DATASET ROWS:
==============================
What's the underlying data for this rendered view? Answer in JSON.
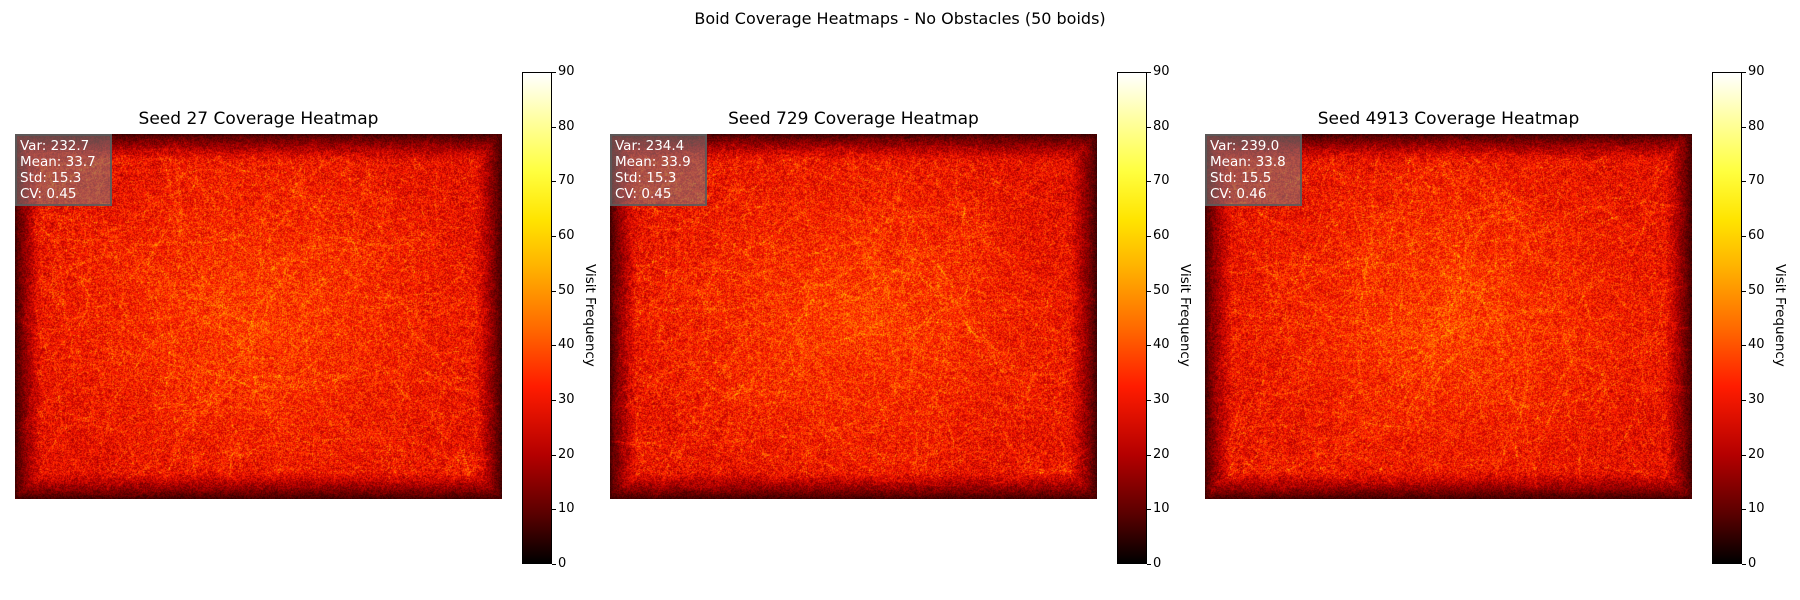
{
  "suptitle": "Boid Coverage Heatmaps - No Obstacles  (50 boids)",
  "colormap": "hot",
  "colorbar_label": "Visit Frequency",
  "colorbar_ticks": [
    "0",
    "10",
    "20",
    "30",
    "40",
    "50",
    "60",
    "70",
    "80",
    "90"
  ],
  "panels": [
    {
      "title": "Seed 27 Coverage Heatmap",
      "stats": [
        "Var: 232.7",
        "Mean: 33.7",
        "Std: 15.3",
        "CV: 0.45"
      ]
    },
    {
      "title": "Seed 729 Coverage Heatmap",
      "stats": [
        "Var: 234.4",
        "Mean: 33.9",
        "Std: 15.3",
        "CV: 0.45"
      ]
    },
    {
      "title": "Seed 4913 Coverage Heatmap",
      "stats": [
        "Var: 239.0",
        "Mean: 33.8",
        "Std: 15.5",
        "CV: 0.46"
      ]
    }
  ],
  "chart_data": [
    {
      "type": "heatmap",
      "title": "Seed 27 Coverage Heatmap",
      "colorbar_label": "Visit Frequency",
      "vmin": 0,
      "vmax": 90,
      "var": 232.7,
      "mean": 33.7,
      "std": 15.3,
      "cv": 0.45,
      "seed": 27
    },
    {
      "type": "heatmap",
      "title": "Seed 729 Coverage Heatmap",
      "colorbar_label": "Visit Frequency",
      "vmin": 0,
      "vmax": 90,
      "var": 234.4,
      "mean": 33.9,
      "std": 15.3,
      "cv": 0.45,
      "seed": 729
    },
    {
      "type": "heatmap",
      "title": "Seed 4913 Coverage Heatmap",
      "colorbar_label": "Visit Frequency",
      "vmin": 0,
      "vmax": 90,
      "var": 239.0,
      "mean": 33.8,
      "std": 15.5,
      "cv": 0.46,
      "seed": 4913
    }
  ]
}
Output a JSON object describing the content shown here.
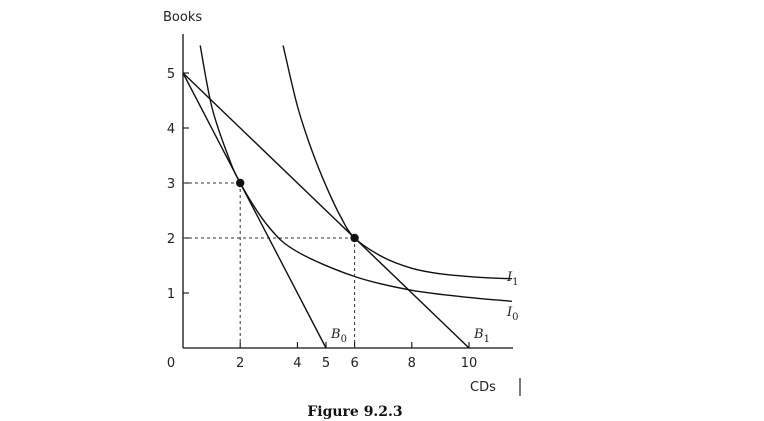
{
  "chart_data": {
    "type": "line",
    "title": "Figure 9.2.3",
    "xlabel": "CDs",
    "ylabel": "Books",
    "xlim": [
      0,
      12
    ],
    "ylim": [
      0,
      5.9
    ],
    "x_ticks": [
      {
        "value": 0,
        "label": "0"
      },
      {
        "value": 2,
        "label": "2"
      },
      {
        "value": 4,
        "label": "4"
      },
      {
        "value": 5,
        "label": "5"
      },
      {
        "value": 6,
        "label": "6"
      },
      {
        "value": 8,
        "label": "8"
      },
      {
        "value": 10,
        "label": "10"
      }
    ],
    "y_ticks": [
      {
        "value": 1,
        "label": "1"
      },
      {
        "value": 2,
        "label": "2"
      },
      {
        "value": 3,
        "label": "3"
      },
      {
        "value": 4,
        "label": "4"
      },
      {
        "value": 5,
        "label": "5"
      }
    ],
    "grid": false,
    "budget_lines": [
      {
        "name": "B0",
        "label_main": "B",
        "label_sub": "0",
        "points": [
          [
            0,
            5
          ],
          [
            5,
            0
          ]
        ]
      },
      {
        "name": "B1",
        "label_main": "B",
        "label_sub": "1",
        "points": [
          [
            0,
            5
          ],
          [
            10,
            0
          ]
        ]
      }
    ],
    "indifference_curves": [
      {
        "name": "I0",
        "label_main": "I",
        "label_sub": "0",
        "points": [
          [
            0.6,
            5.5
          ],
          [
            1.0,
            4.4
          ],
          [
            1.5,
            3.6
          ],
          [
            2.0,
            3.0
          ],
          [
            3.0,
            2.2
          ],
          [
            4.0,
            1.75
          ],
          [
            6.0,
            1.3
          ],
          [
            8.0,
            1.05
          ],
          [
            10.0,
            0.92
          ],
          [
            11.5,
            0.85
          ]
        ]
      },
      {
        "name": "I1",
        "label_main": "I",
        "label_sub": "1",
        "points": [
          [
            3.5,
            5.5
          ],
          [
            4.0,
            4.4
          ],
          [
            4.5,
            3.6
          ],
          [
            5.0,
            2.95
          ],
          [
            5.5,
            2.4
          ],
          [
            6.0,
            2.0
          ],
          [
            7.0,
            1.65
          ],
          [
            8.0,
            1.45
          ],
          [
            9.0,
            1.35
          ],
          [
            10.5,
            1.28
          ],
          [
            11.5,
            1.26
          ]
        ]
      }
    ],
    "equilibrium_points": [
      {
        "x": 2,
        "y": 3
      },
      {
        "x": 6,
        "y": 2
      }
    ]
  }
}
==============================
WHAT THE TASK REQUIRES:
Your answer should be a single number: the count of lines in the data that include the word "value".

REPLY:
12